Fonte =
···

Il doppio: rilanci da Bollate

Redazione

Bollate - Verbale del 21-05-2009  

Giuseppe di Paola, una persona che ha contribuito alla nascita
del Gruppo della Trasgressione 16 prima che il gruppo nascesse:

Mi  sento una vittima; vorrei reagire facendo il carnefice;
ma questo non posso e non voglio farlo perché sto crescendo
.

 

 

Decidiamo di leggere lo scritto di A. Tango, “La guerra dei due mondi”. Leggono e interpretano il dialogo: Giovanni Crisiglione nella parte di “T” e Enzo Martino nella parte di “M”.

Iniziano i commenti.

 

CURZIO: Il protagonista è uno, sta parlando tra sé e sé. C’è un conflitto: qualcuno, il cattivo, si è preso in passato troppo spazio; qualcun altro, il buono, capisce che è il momento di manifestarsi. Lo scritto rappresenta il conflitto interiore di una persona. A me pare che qui si voglia mettere a tacere la parte superba, forte. Ma io non sono d’accordo. Io voglio mostrare la mia parte virile, non voglio reprimerla. Non è giusto liberarsi di una parte che mi ha sostenuto nei momenti più difficili; non mi sento di discriminarla. Io non sento questo conflitto dentro di me. Su questo tema ho scritto una poesia, che è stata pubblicata su “CarteBollate”. Ve la leggo.

CHI SEI?

···

Voci di regioni etichettate =

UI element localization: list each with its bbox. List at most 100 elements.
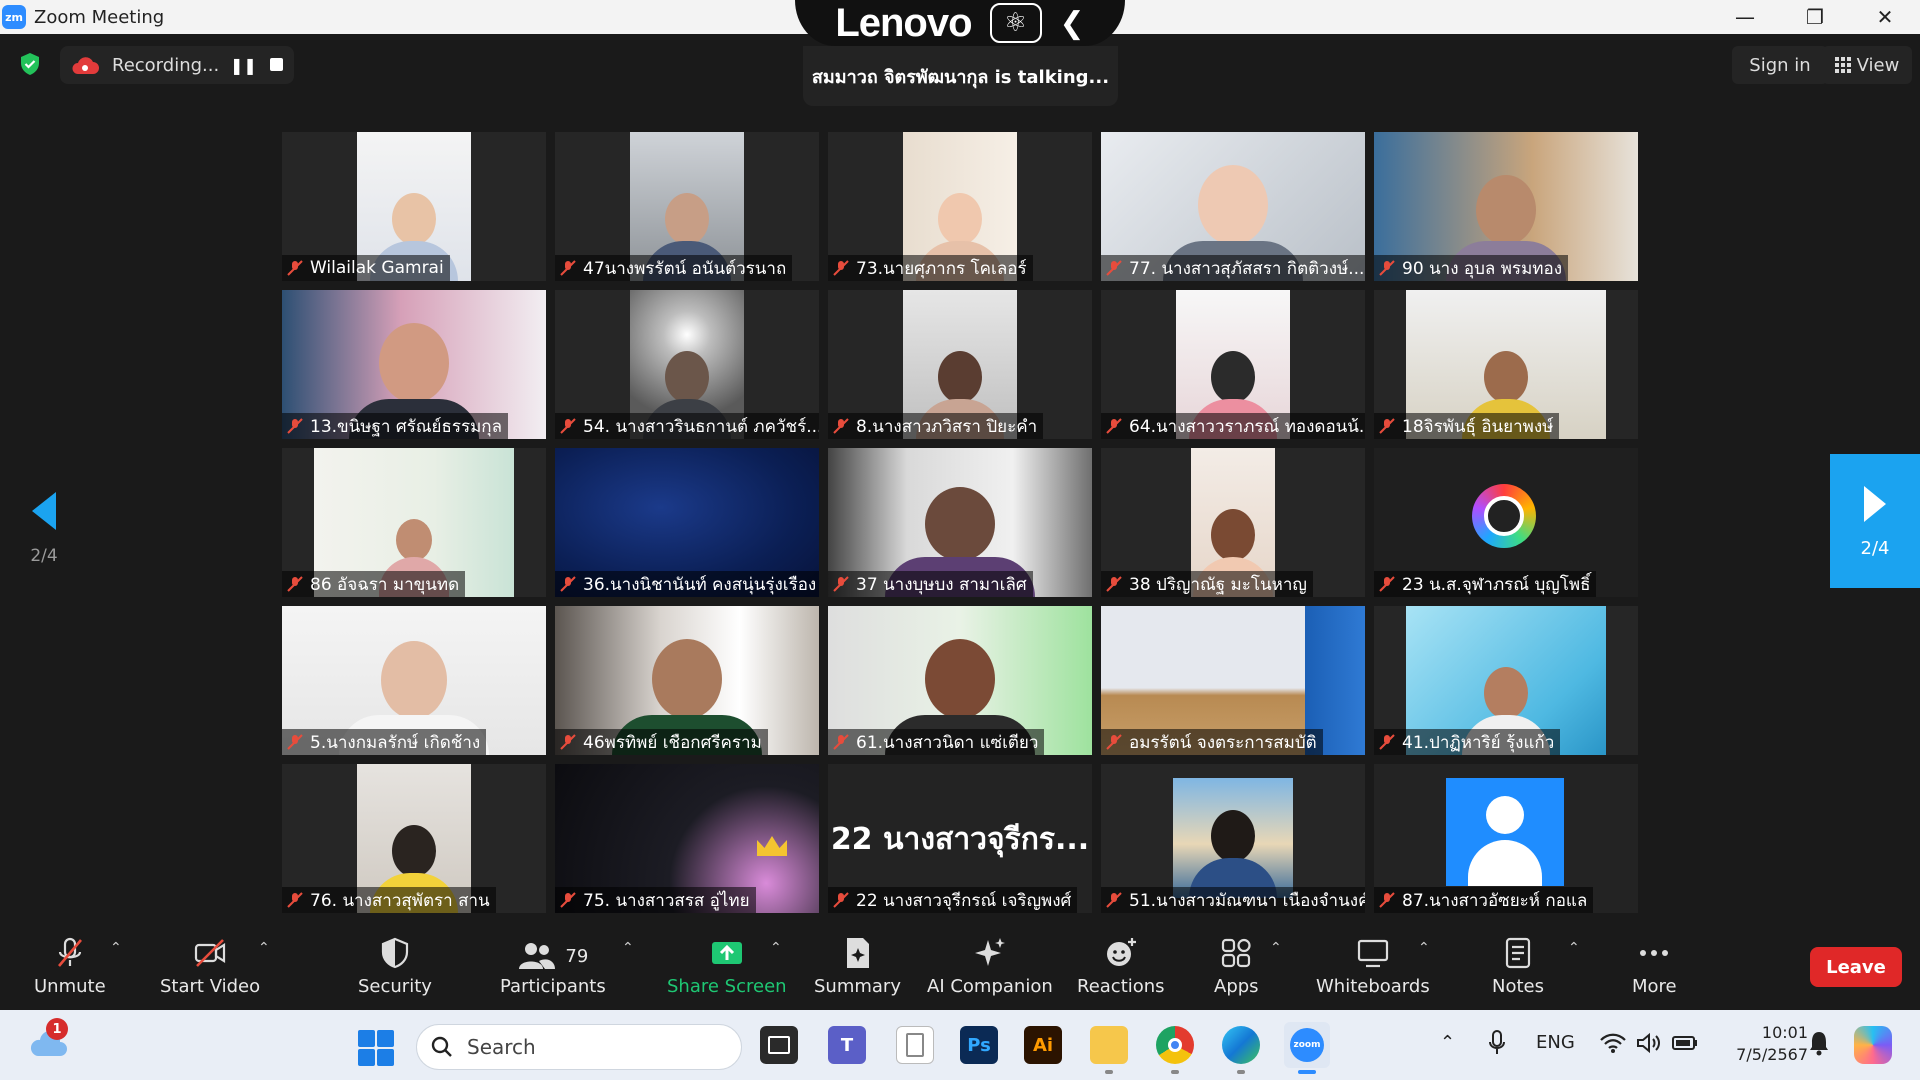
summary-button[interactable]: Summary	[814, 936, 901, 997]
reactions-button[interactable]: Reactions	[1077, 936, 1165, 997]
chevron-left-icon[interactable]: ❮	[1060, 6, 1085, 41]
participant-tile[interactable]: 61.นางสาวนิดา แซ่เตียว	[828, 606, 1092, 755]
wifi-icon[interactable]	[1600, 1032, 1626, 1054]
zoom-taskbar-icon[interactable]: zoom	[1284, 1022, 1330, 1074]
input-language[interactable]: ENG	[1536, 1032, 1575, 1053]
whiteboards-button[interactable]: Whiteboards	[1316, 936, 1430, 997]
participant-tile[interactable]: 36.นางนิชานันท์ คงสนุ่นรุ่งเรือง	[555, 448, 819, 597]
zoom-meeting-window: zm Zoom Meeting — ❐ ✕ Lenovo ⚛ ❮ สมมาวถ …	[0, 0, 1920, 1080]
participant-tile[interactable]: Wilailak Gamrai	[282, 132, 546, 281]
participant-tile[interactable]: 76. นางสาวสุพัตรา สาน	[282, 764, 546, 913]
mic-muted-icon	[833, 892, 849, 908]
ai-companion-button[interactable]: AI Companion	[927, 936, 1053, 997]
participant-tile[interactable]: 46พรทิพย์ เชือกศรีคราม	[555, 606, 819, 755]
participant-tile[interactable]: 5.นางกมลรักษ์ เกิดช้าง	[282, 606, 546, 755]
participant-tile[interactable]: 54. นางสาวรินธกานต์ ภควัชร์...	[555, 290, 819, 439]
edge-icon[interactable]	[1222, 1026, 1260, 1074]
sign-in-button[interactable]: Sign in	[1732, 46, 1828, 84]
mic-muted-icon	[560, 418, 576, 434]
participant-name: Wilailak Gamrai	[282, 255, 450, 281]
participant-tile[interactable]: 77. นางสาวสุภัสสรา กิตติวงษ์...	[1101, 132, 1365, 281]
participant-name: 5.นางกมลรักษ์ เกิดช้าง	[282, 729, 487, 755]
arrow-right-icon	[1864, 485, 1886, 522]
lenovo-overlay[interactable]: Lenovo ⚛ ❮	[795, 0, 1125, 46]
participant-tile[interactable]: อมรรัตน์ จงตระการสมบัติ	[1101, 606, 1365, 755]
notification-bell-icon[interactable]	[1808, 1030, 1830, 1056]
close-icon[interactable]: ✕	[1850, 0, 1920, 34]
taskbar-clock[interactable]: 10:01 7/5/2567	[1718, 1022, 1808, 1066]
participant-tile[interactable]: 38 ปริญาณัฐ มะโนหาญ	[1101, 448, 1365, 597]
previous-page-button[interactable]: 2/4	[18, 490, 70, 580]
view-button[interactable]: View	[1822, 46, 1912, 84]
leave-button[interactable]: Leave	[1810, 947, 1902, 987]
participant-tile[interactable]: 13.ขนิษฐา ศรัณย์ธรรมกุล	[282, 290, 546, 439]
show-hidden-icons-chevron[interactable]: ⌃	[1440, 1032, 1455, 1053]
notes-options-caret[interactable]: ⌃	[1568, 940, 1580, 956]
audio-options-caret[interactable]: ⌃	[110, 940, 122, 956]
volume-icon[interactable]	[1636, 1032, 1662, 1054]
lenovo-logo: Lenovo	[835, 0, 972, 45]
start-video-button[interactable]: Start Video	[160, 936, 260, 997]
participant-tile[interactable]: 41.ปาฏิหาริย์ รุ้งแก้ว	[1374, 606, 1638, 755]
unmute-button[interactable]: Unmute	[34, 936, 106, 997]
clock-time: 10:01	[1761, 1023, 1808, 1042]
windows-start-icon[interactable]	[358, 1030, 394, 1066]
participant-tile[interactable]: 73.นายศุภากร โคเลอร์	[828, 132, 1092, 281]
mic-muted-icon	[1379, 576, 1395, 592]
restore-icon[interactable]: ❐	[1780, 0, 1850, 34]
mic-muted-icon	[833, 576, 849, 592]
next-page-button[interactable]: 2/4	[1830, 454, 1920, 588]
encryption-shield-icon[interactable]	[18, 52, 42, 76]
participant-name: 8.นางสาวภวิสรา ปิยะคำ	[828, 413, 1044, 439]
video-options-caret[interactable]: ⌃	[258, 940, 270, 956]
more-button[interactable]: More	[1632, 936, 1677, 997]
participant-tile[interactable]: 87.นางสาวอัซยะห์ กอแล	[1374, 764, 1638, 913]
mic-muted-icon	[1106, 734, 1122, 750]
whiteboards-options-caret[interactable]: ⌃	[1418, 940, 1430, 956]
participant-tile[interactable]: 64.นางสาววราภรณ์ ทองดอนน้...	[1101, 290, 1365, 439]
participants-count: 79	[565, 945, 589, 967]
participant-tile[interactable]: 86 อัจฉรา มาขุนทด	[282, 448, 546, 597]
recording-indicator[interactable]: Recording... ❚❚	[60, 46, 294, 84]
participant-tile[interactable]: 23 น.ส.จุฬาภรณ์ บุญโพธิ์	[1374, 448, 1638, 597]
participant-name: 90 นาง อุบล พรมทอง	[1374, 255, 1568, 281]
notepad-icon[interactable]	[896, 1026, 934, 1064]
pause-recording-icon[interactable]: ❚❚	[230, 56, 257, 75]
participant-tile[interactable]: 8.นางสาวภวิสรา ปิยะคำ	[828, 290, 1092, 439]
stop-recording-icon[interactable]	[270, 58, 283, 71]
apps-options-caret[interactable]: ⌃	[1270, 940, 1282, 956]
participant-tile[interactable]: 51.นางสาวมัณฑนา เนืองจำนงค์	[1101, 764, 1365, 913]
participants-button[interactable]: 79 Participants	[500, 936, 606, 997]
taskbar-search[interactable]: Search	[416, 1024, 742, 1070]
illustrator-icon[interactable]: Ai	[1024, 1026, 1062, 1064]
participant-tile[interactable]: 37 นางบุษบง สามาเลิศ	[828, 448, 1092, 597]
notes-button[interactable]: Notes	[1492, 936, 1544, 997]
mic-muted-icon	[1379, 734, 1395, 750]
task-view-icon[interactable]	[760, 1026, 798, 1064]
participant-tile[interactable]: 47นางพรรัตน์ อนันต์วรนาถ	[555, 132, 819, 281]
mic-muted-icon	[287, 892, 303, 908]
battery-icon[interactable]	[1672, 1034, 1698, 1052]
microphone-icon[interactable]	[1488, 1030, 1506, 1056]
photoshop-icon[interactable]: Ps	[960, 1026, 998, 1064]
minimize-icon[interactable]: —	[1710, 0, 1780, 34]
teams-icon[interactable]: T	[828, 1026, 866, 1064]
share-screen-button[interactable]: Share Screen	[667, 936, 787, 997]
participant-name: 13.ขนิษฐา ศรัณย์ธรรมกุล	[282, 413, 509, 439]
mic-muted-icon	[1379, 260, 1395, 276]
participant-tile[interactable]: 90 นาง อุบล พรมทอง	[1374, 132, 1638, 281]
apps-button[interactable]: Apps	[1214, 936, 1259, 997]
participant-video	[1173, 778, 1293, 898]
participant-tile[interactable]: 75. นางสาวสรส อู่ไทย	[555, 764, 819, 913]
participant-tile[interactable]: 22 นางสาวจุรีกร... 22 นางสาวจุรีกรณ์ เจร…	[828, 764, 1092, 913]
file-explorer-icon[interactable]	[1090, 1026, 1128, 1074]
share-options-caret[interactable]: ⌃	[770, 940, 782, 956]
presenter-icon[interactable]: ⚛	[989, 3, 1042, 43]
chrome-icon[interactable]	[1156, 1026, 1194, 1074]
participants-icon	[519, 943, 556, 969]
security-button[interactable]: Security	[358, 936, 432, 997]
copilot-icon[interactable]	[1854, 1026, 1892, 1064]
participant-tile[interactable]: 18จิรพันธุ์ อินยาพงษ์	[1374, 290, 1638, 439]
shield-icon	[381, 937, 409, 969]
participants-options-caret[interactable]: ⌃	[622, 940, 634, 956]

···

Cosa fare = Scrivi il seguito del verbale dell'incontro di Bollate, riprendendo subito dopo l'ultima riga riportata. Le voci non hanno alcun legame con il verbale.

Risposta =
Chi sei? Qui non puoi passare
Mostra il tuo viso e fierezza di sguardo
Non c’è posto per pensieri piccini
E se il labbro trema ancora non dici il vero

E fai torto ad entrambi

Io sono metallo e candore
La lingua sobbalza non per menzogna
Ma desiderio di danza coi compagni di gioco
Ma se rimani solo perché saldo di piede
Nessuno ti scarta

Sei parte del cuore

Quando parliamo assieme cerco di rivedermi nelle parole che sento, è come se una parte di me si alzasse e si guardasse da fuori. Quale parte di me vuole parlare? Desidero anche che la parte fragile si esprima. Nella poesia dico: non ti sto calpestando, sei sempre nel mio cuore.

 

CHIARA: Non sono d’accordo con quanto dice Curzio. Antonio Tango, secondo me, non vuole disconoscere la parte arrogante e strafottente che lo ha portato a sbagliare. Intende piuttosto conciliarla con quella razionale e responsabile. Il momento della riflessione con se stessi (quando la parte fragile si sveglia e vuole fare i conti con quella arrabbiata) è un momento difficile e pressante; in questo caso premono con forza due voci invece che una (come nei momenti in cui si era sentita l’urgenza di ricorrere alla forza distruttiva). Ti senti a pezzi, disorientato, ma inizi a vedere le cose sotto una luce nuova che ti fa sperare in un domani diverso.

 

LIVIA: Nello scritto, la parte che chiede ascolto corrisponde alla parte che desidera, mentre quella che si oppone è la parte che ha paura e che calpesta l’altra. Qui Antonio ricorda me stessa e i miei conflitti interiori (mangio/non-mangio; parlo/non-parlo; faccio/non-faccio).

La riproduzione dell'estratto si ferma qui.